Prompt: Whenever a line contains the string "KNO₃", copy it out of the entries.
======== Exercise input ========
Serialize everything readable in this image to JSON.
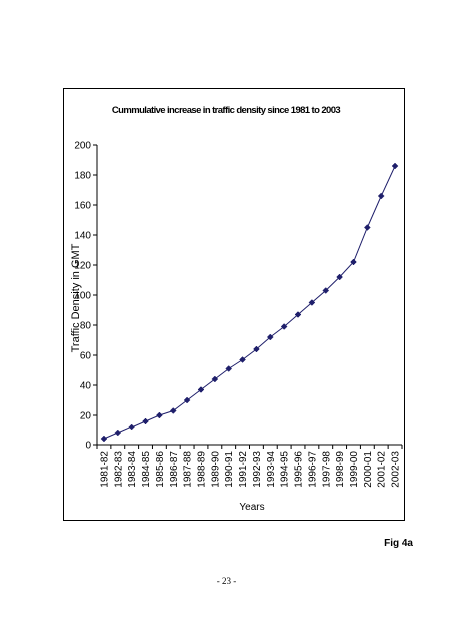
{
  "page": {
    "figure_label": "Fig 4a",
    "page_number": "- 23 -"
  },
  "chart_data": {
    "type": "line",
    "title": "Cummulative increase in traffic density since 1981 to 2003",
    "xlabel": "Years",
    "ylabel": "Traffic Density in GMT",
    "ylim": [
      0,
      200
    ],
    "yticks": [
      0,
      20,
      40,
      60,
      80,
      100,
      120,
      140,
      160,
      180,
      200
    ],
    "grid": false,
    "legend": "none",
    "categories": [
      "1981-82",
      "1982-83",
      "1983-84",
      "1984-85",
      "1985-86",
      "1986-87",
      "1987-88",
      "1988-89",
      "1989-90",
      "1990-91",
      "1991-92",
      "1992-93",
      "1993-94",
      "1994-95",
      "1995-96",
      "1996-97",
      "1997-98",
      "1998-99",
      "1999-00",
      "2000-01",
      "2001-02",
      "2002-03"
    ],
    "series": [
      {
        "color": "#1f1f6b",
        "marker": "diamond",
        "values": [
          4,
          8,
          12,
          16,
          20,
          23,
          30,
          37,
          44,
          51,
          57,
          64,
          72,
          79,
          87,
          95,
          103,
          112,
          122,
          145,
          166,
          186
        ]
      }
    ]
  }
}
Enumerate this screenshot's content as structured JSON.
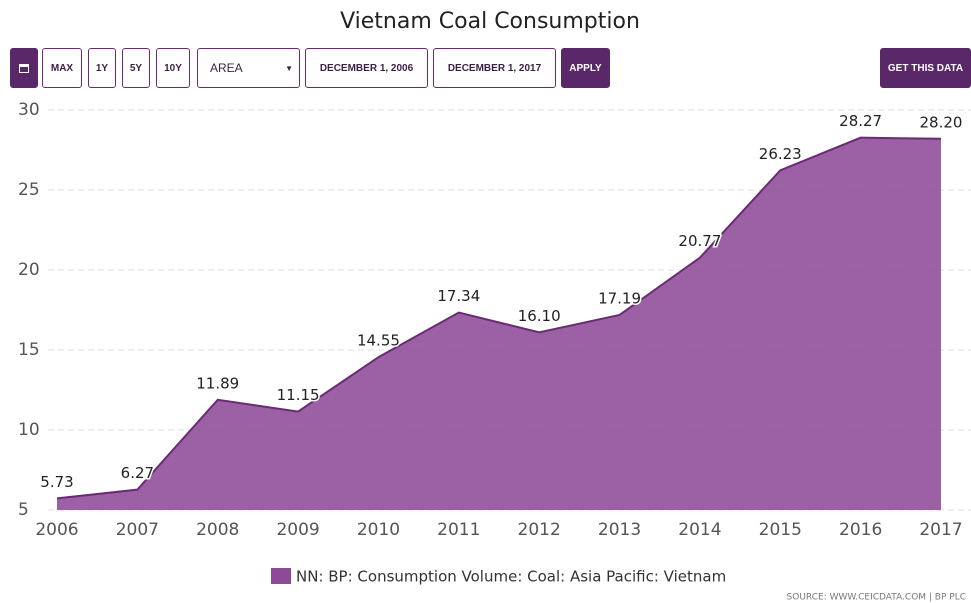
{
  "toolbar": {
    "buttons": [
      "MAX",
      "1Y",
      "5Y",
      "10Y"
    ],
    "chart_type": "AREA",
    "start_date": "DECEMBER 1, 2006",
    "end_date": "DECEMBER 1, 2017",
    "apply": "APPLY",
    "get_data": "GET THIS DATA"
  },
  "chart_data": {
    "type": "area",
    "title": "Vietnam Coal Consumption",
    "x": [
      2006,
      2007,
      2008,
      2009,
      2010,
      2011,
      2012,
      2013,
      2014,
      2015,
      2016,
      2017
    ],
    "series": [
      {
        "name": "NN: BP: Consumption Volume: Coal: Asia Pacific: Vietnam",
        "color": "#8e4a97",
        "values": [
          5.73,
          6.27,
          11.89,
          11.15,
          14.55,
          17.34,
          16.1,
          17.19,
          20.77,
          26.23,
          28.27,
          28.2
        ],
        "value_labels": [
          "5.73",
          "6.27",
          "11.89",
          "11.15",
          "14.55",
          "17.34",
          "16.10",
          "17.19",
          "20.77",
          "26.23",
          "28.27",
          "28.20"
        ]
      }
    ],
    "xlim": [
      2006,
      2017
    ],
    "xticks": [
      2006,
      2007,
      2008,
      2009,
      2010,
      2011,
      2012,
      2013,
      2014,
      2015,
      2016,
      2017
    ],
    "ylim": [
      5,
      30
    ],
    "yticks": [
      5,
      10,
      15,
      20,
      25,
      30
    ],
    "grid": true,
    "source": "SOURCE: WWW.CEICDATA.COM | BP PLC"
  }
}
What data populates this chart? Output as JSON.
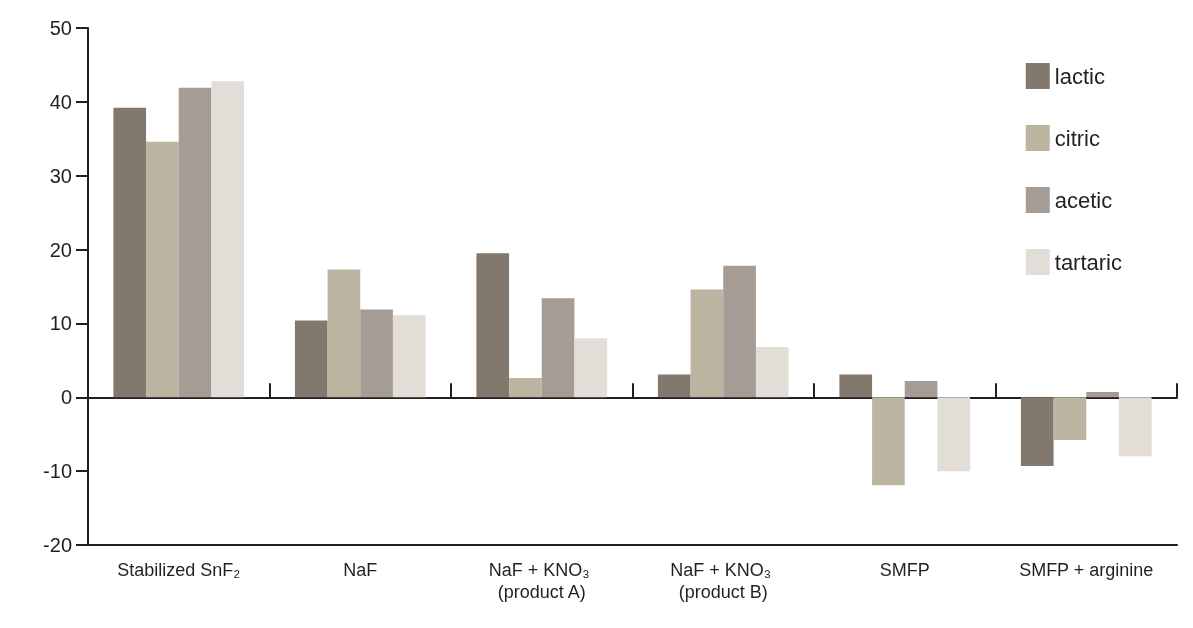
{
  "chart_data": {
    "type": "bar",
    "categories": [
      "Stabilized SnF₂",
      "NaF",
      "NaF + KNO₃ (product A)",
      "NaF + KNO₃ (product B)",
      "SMFP",
      "SMFP + arginine"
    ],
    "series": [
      {
        "name": "lactic",
        "color": "#82786d",
        "values": [
          39.2,
          10.4,
          19.5,
          3.1,
          3.1,
          -9.3
        ]
      },
      {
        "name": "citric",
        "color": "#bcb5a2",
        "values": [
          34.6,
          17.3,
          2.6,
          14.6,
          -11.9,
          -5.8
        ]
      },
      {
        "name": "acetic",
        "color": "#a59c95",
        "values": [
          41.9,
          11.9,
          13.4,
          17.8,
          2.2,
          0.7
        ]
      },
      {
        "name": "tartaric",
        "color": "#e2ded7",
        "values": [
          42.8,
          11.1,
          8.0,
          6.8,
          -10.0,
          -8.0
        ]
      }
    ],
    "ylim": [
      -20,
      50
    ],
    "yticks": [
      -20,
      -10,
      0,
      10,
      20,
      30,
      40,
      50
    ],
    "legend": "top right"
  }
}
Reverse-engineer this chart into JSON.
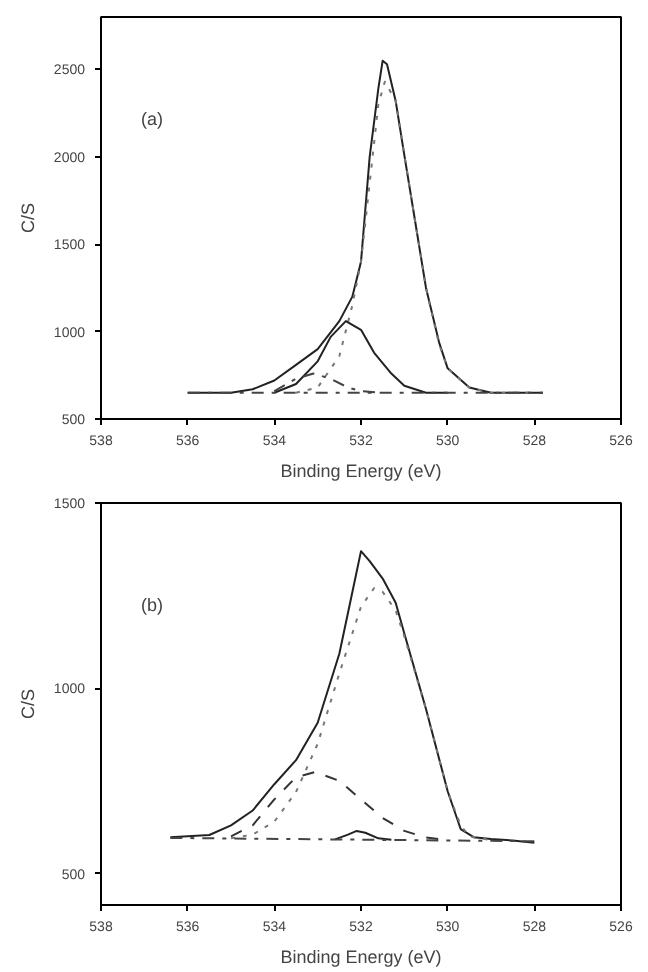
{
  "chart_data": [
    {
      "type": "line",
      "xlabel": "Binding Energy (eV)",
      "ylabel": "C/S",
      "annotations": [
        "(a)"
      ],
      "xlim": [
        538,
        526
      ],
      "ylim": [
        500,
        2800
      ],
      "xticks": [
        538,
        536,
        534,
        532,
        530,
        528,
        526
      ],
      "yticks": [
        500,
        1000,
        1500,
        2000,
        2500
      ],
      "grid": false,
      "series": [
        {
          "color": "#222222",
          "line_style": "solid",
          "x": [
            536,
            535,
            534.5,
            534,
            533.5,
            533,
            532.5,
            532.2,
            532,
            531.8,
            531.6,
            531.5,
            531.4,
            531.2,
            531,
            530.75,
            530.5,
            530.2,
            530,
            529.5,
            529,
            528.5,
            527.8
          ],
          "values": [
            650,
            650,
            670,
            720,
            810,
            900,
            1060,
            1200,
            1400,
            2000,
            2390,
            2550,
            2530,
            2320,
            2010,
            1630,
            1250,
            940,
            790,
            680,
            650,
            650,
            650
          ]
        },
        {
          "color": "#777777",
          "line_style": "dotted",
          "x": [
            533.5,
            533,
            532.5,
            532.2,
            532,
            531.8,
            531.6,
            531.45,
            531.2,
            531,
            530.75,
            530.5,
            530.2,
            530,
            529.5,
            529,
            528
          ],
          "values": [
            650,
            680,
            860,
            1150,
            1400,
            1850,
            2300,
            2430,
            2320,
            2010,
            1630,
            1250,
            930,
            790,
            680,
            650,
            650
          ]
        },
        {
          "color": "#222222",
          "line_style": "solid",
          "x": [
            534,
            533.5,
            533,
            532.7,
            532.35,
            532,
            531.7,
            531.3,
            531,
            530.5,
            530
          ],
          "values": [
            650,
            700,
            830,
            970,
            1060,
            1010,
            880,
            760,
            690,
            650,
            650
          ]
        },
        {
          "color": "#444444",
          "line_style": "dashdot",
          "x": [
            534,
            533.5,
            533.1,
            532.7,
            532.3,
            532,
            531.5
          ],
          "values": [
            660,
            730,
            760,
            730,
            680,
            660,
            650
          ]
        },
        {
          "color": "#444444",
          "line_style": "dashdot",
          "x": [
            536,
            527.8
          ],
          "values": [
            650,
            650
          ]
        }
      ]
    },
    {
      "type": "line",
      "xlabel": "Binding Energy (eV)",
      "ylabel": "C/S",
      "annotations": [
        "(b)"
      ],
      "xlim": [
        538,
        526
      ],
      "ylim": [
        415,
        1500
      ],
      "xticks": [
        538,
        536,
        534,
        532,
        530,
        528,
        526
      ],
      "yticks": [
        500,
        1000,
        1500
      ],
      "grid": false,
      "series": [
        {
          "color": "#222222",
          "line_style": "solid",
          "x": [
            536.4,
            535.5,
            535,
            534.5,
            534,
            533.5,
            533,
            532.5,
            532.2,
            532,
            531.8,
            531.5,
            531.2,
            531,
            530.5,
            530,
            529.7,
            529.4,
            529,
            528.5,
            528
          ],
          "values": [
            598,
            604,
            630,
            670,
            741,
            806,
            907,
            1093,
            1259,
            1370,
            1343,
            1296,
            1231,
            1148,
            944,
            722,
            620,
            598,
            593,
            589,
            583
          ]
        },
        {
          "color": "#777777",
          "line_style": "dotted",
          "x": [
            535,
            534.5,
            534,
            533.5,
            533,
            532.5,
            532,
            531.7,
            531.5,
            531.2,
            531,
            530.5,
            530,
            529.7,
            529.5,
            529
          ],
          "values": [
            595,
            605,
            640,
            720,
            850,
            1040,
            1220,
            1270,
            1260,
            1210,
            1140,
            944,
            722,
            630,
            600,
            590
          ]
        },
        {
          "color": "#333333",
          "line_style": "dashed",
          "x": [
            535,
            534.5,
            534,
            533.5,
            533.05,
            532.5,
            532,
            531.5,
            531,
            530.5,
            530
          ],
          "values": [
            600,
            630,
            700,
            760,
            774,
            750,
            700,
            650,
            615,
            597,
            590
          ]
        },
        {
          "color": "#222222",
          "line_style": "solid",
          "x": [
            532.6,
            532.3,
            532.1,
            531.9,
            531.6,
            531.3
          ],
          "values": [
            592,
            605,
            615,
            610,
            595,
            591
          ]
        },
        {
          "color": "#444444",
          "line_style": "dashdot",
          "x": [
            536.4,
            528
          ],
          "values": [
            596,
            587
          ]
        }
      ]
    }
  ]
}
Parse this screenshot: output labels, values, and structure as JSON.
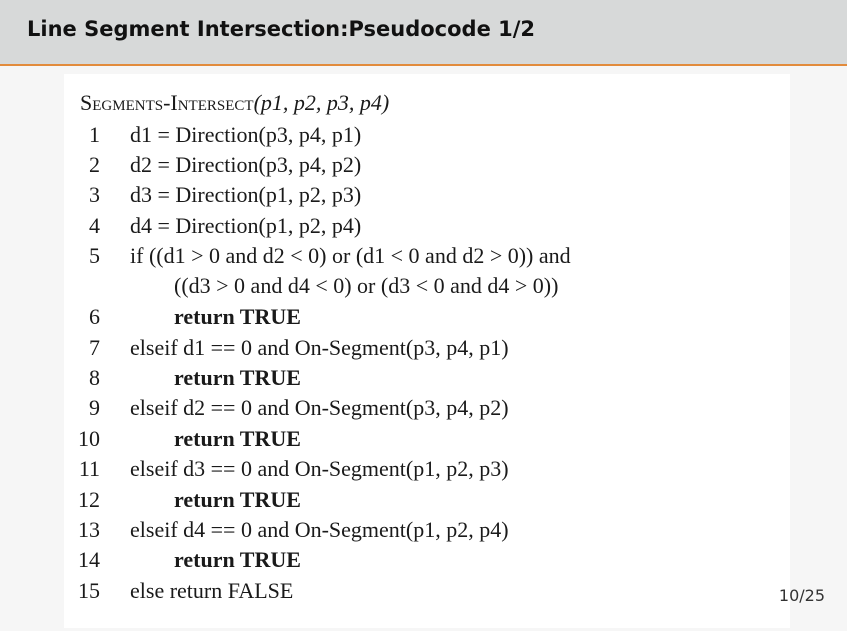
{
  "header": {
    "title": "Line Segment Intersection:Pseudocode 1/2"
  },
  "algorithm": {
    "name": "Segments-Intersect",
    "signature_args": "(p1, p2, p3, p4)",
    "lines": [
      {
        "num": "1",
        "text": "d1 = Direction(p3, p4, p1)"
      },
      {
        "num": "2",
        "text": "d2 = Direction(p3, p4, p2)"
      },
      {
        "num": "3",
        "text": "d3 = Direction(p1, p2, p3)"
      },
      {
        "num": "4",
        "text": "d4 = Direction(p1, p2, p4)"
      },
      {
        "num": "5",
        "text": "if ((d1 > 0 and d2 < 0) or (d1 < 0 and d2 > 0)) and"
      },
      {
        "num": "",
        "text": "((d3 > 0 and d4 < 0) or (d3 < 0 and d4 > 0))"
      },
      {
        "num": "6",
        "text": "return TRUE"
      },
      {
        "num": "7",
        "text": "elseif d1 == 0 and On-Segment(p3, p4, p1)"
      },
      {
        "num": "8",
        "text": "return TRUE"
      },
      {
        "num": "9",
        "text": "elseif d2 == 0 and On-Segment(p3, p4, p2)"
      },
      {
        "num": "10",
        "text": "return TRUE"
      },
      {
        "num": "11",
        "text": "elseif d3 == 0 and On-Segment(p1, p2, p3)"
      },
      {
        "num": "12",
        "text": "return TRUE"
      },
      {
        "num": "13",
        "text": "elseif d4 == 0 and On-Segment(p1, p2, p4)"
      },
      {
        "num": "14",
        "text": "return TRUE"
      },
      {
        "num": "15",
        "text": "else return FALSE"
      }
    ]
  },
  "footer": {
    "page": "10/25"
  },
  "colors": {
    "header_bg": "#d7d9d9",
    "accent": "#e28b3c",
    "page_bg": "#f6f6f6",
    "code_bg": "#ffffff"
  }
}
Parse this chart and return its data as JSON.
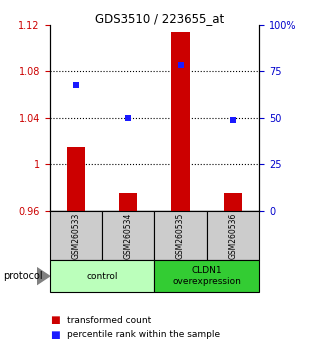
{
  "title": "GDS3510 / 223655_at",
  "samples": [
    "GSM260533",
    "GSM260534",
    "GSM260535",
    "GSM260536"
  ],
  "bar_values": [
    1.015,
    0.975,
    1.114,
    0.975
  ],
  "bar_base": 0.96,
  "dot_values": [
    1.068,
    1.04,
    1.085,
    1.038
  ],
  "ylim_left": [
    0.96,
    1.12
  ],
  "yticks_left": [
    0.96,
    1.0,
    1.04,
    1.08,
    1.12
  ],
  "ytick_labels_left": [
    "0.96",
    "1",
    "1.04",
    "1.08",
    "1.12"
  ],
  "yticks_right": [
    0,
    25,
    50,
    75,
    100
  ],
  "ytick_labels_right": [
    "0",
    "25",
    "50",
    "75",
    "100%"
  ],
  "hlines": [
    1.0,
    1.04,
    1.08
  ],
  "bar_color": "#cc0000",
  "dot_color": "#1a1aff",
  "groups": [
    {
      "label": "control",
      "color": "#bbffbb"
    },
    {
      "label": "CLDN1\noverexpression",
      "color": "#33cc33"
    }
  ],
  "protocol_label": "protocol",
  "legend_bar_label": "transformed count",
  "legend_dot_label": "percentile rank within the sample",
  "plot_bg": "#ffffff",
  "left_tick_color": "#cc0000",
  "right_tick_color": "#0000cc",
  "sample_box_color": "#cccccc"
}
========
Reply to the task:
      "NaF + KNO₃ (product A)",
      "NaF + KNO₃ (product B)",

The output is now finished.